#### GIVEN PROBLEM:
Print the entries in full, word for word, but not the pictures.

#### MATERIAL SHOWN:
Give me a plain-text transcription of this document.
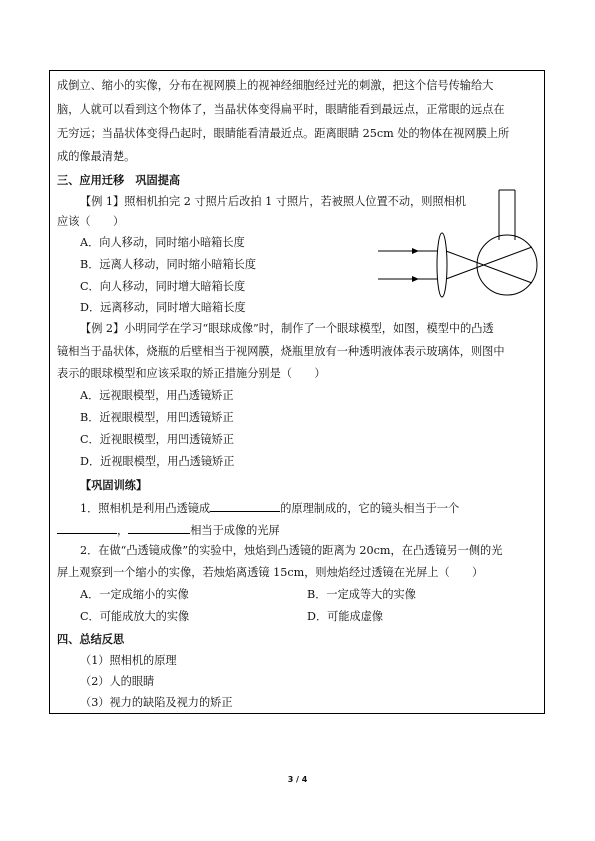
成倒立、缩小的实像，分布在视网膜上的视神经细胞经过光的刺激，把这个信号传输给大
脑，人就可以看到这个物体了，当晶状体变得扁平时，眼睛能看到最远点，正常眼的远点在
无穷远；当晶状体变得凸起时，眼睛能看清最近点。距离眼睛 25cm 处的物体在视网膜上所
成的像最清楚。
三、应用迁移　巩固提高
【例 1】照相机拍完 2 寸照片后改拍 1 寸照片，若被照人位置不动，则照相机
应该（　　）
A．向人移动，同时缩小暗箱长度
B．远离人移动，同时缩小暗箱长度
C．向人移动，同时增大暗箱长度
D．远离移动，同时增大暗箱长度
【例 2】小明同学在学习“眼球成像”时，制作了一个眼球模型，如图，模型中的凸透
镜相当于晶状体，烧瓶的后壁相当于视网膜，烧瓶里放有一种透明液体表示玻璃体，则图中
表示的眼球模型和应该采取的矫正措施分别是（　　）
A．远视眼模型，用凸透镜矫正
B．近视眼模型，用凹透镜矫正
C．近视眼模型，用凹透镜矫正
D．近视眼模型，用凸透镜矫正
【巩固训练】
1．照相机是利用凸透镜成	的原理制成的，它的镜头相当于一个
，	相当于成像的光屏
2．在做“凸透镜成像”的实验中，烛焰到凸透镜的距离为 20cm，在凸透镜另一侧的光
屏上观察到一个缩小的实像，若烛焰离透镜 15cm，则烛焰经过透镜在光屏上（　　）
A．一定成缩小的实像	B．一定成等大的实像
C．可能成放大的实像	D．可能成虚像
四、总结反思
（1）照相机的原理
（2）人的眼睛
（3）视力的缺陷及视力的矫正
3 / 4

#### PROBLEM SOLUTION:
Give me a plain-text transcription of this document.
成倒立、缩小的实像，分布在视网膜上的视神经细胞经过光的刺激，把这个信号传输给大
脑，人就可以看到这个物体了，当晶状体变得扁平时，眼睛能看到最远点，正常眼的远点在
无穷远；当晶状体变得凸起时，眼睛能看清最近点。距离眼睛 25cm 处的物体在视网膜上所
成的像最清楚。
三、应用迁移　巩固提高
【例 1】照相机拍完 2 寸照片后改拍 1 寸照片，若被照人位置不动，则照相机
应该（　　）
A．向人移动，同时缩小暗箱长度
B．远离人移动，同时缩小暗箱长度
C．向人移动，同时增大暗箱长度
D．远离移动，同时增大暗箱长度
【例 2】小明同学在学习“眼球成像”时，制作了一个眼球模型，如图，模型中的凸透
镜相当于晶状体，烧瓶的后壁相当于视网膜，烧瓶里放有一种透明液体表示玻璃体，则图中
表示的眼球模型和应该采取的矫正措施分别是（　　）
A．远视眼模型，用凸透镜矫正
B．近视眼模型，用凹透镜矫正
C．近视眼模型，用凹透镜矫正
D．近视眼模型，用凸透镜矫正
【巩固训练】
1．照相机是利用凸透镜成	的原理制成的，它的镜头相当于一个
，	相当于成像的光屏
2．在做“凸透镜成像”的实验中，烛焰到凸透镜的距离为 20cm，在凸透镜另一侧的光
屏上观察到一个缩小的实像，若烛焰离透镜 15cm，则烛焰经过透镜在光屏上（　　）
A．一定成缩小的实像	B．一定成等大的实像
C．可能成放大的实像	D．可能成虚像
四、总结反思
（1）照相机的原理
（2）人的眼睛
（3）视力的缺陷及视力的矫正
3 / 4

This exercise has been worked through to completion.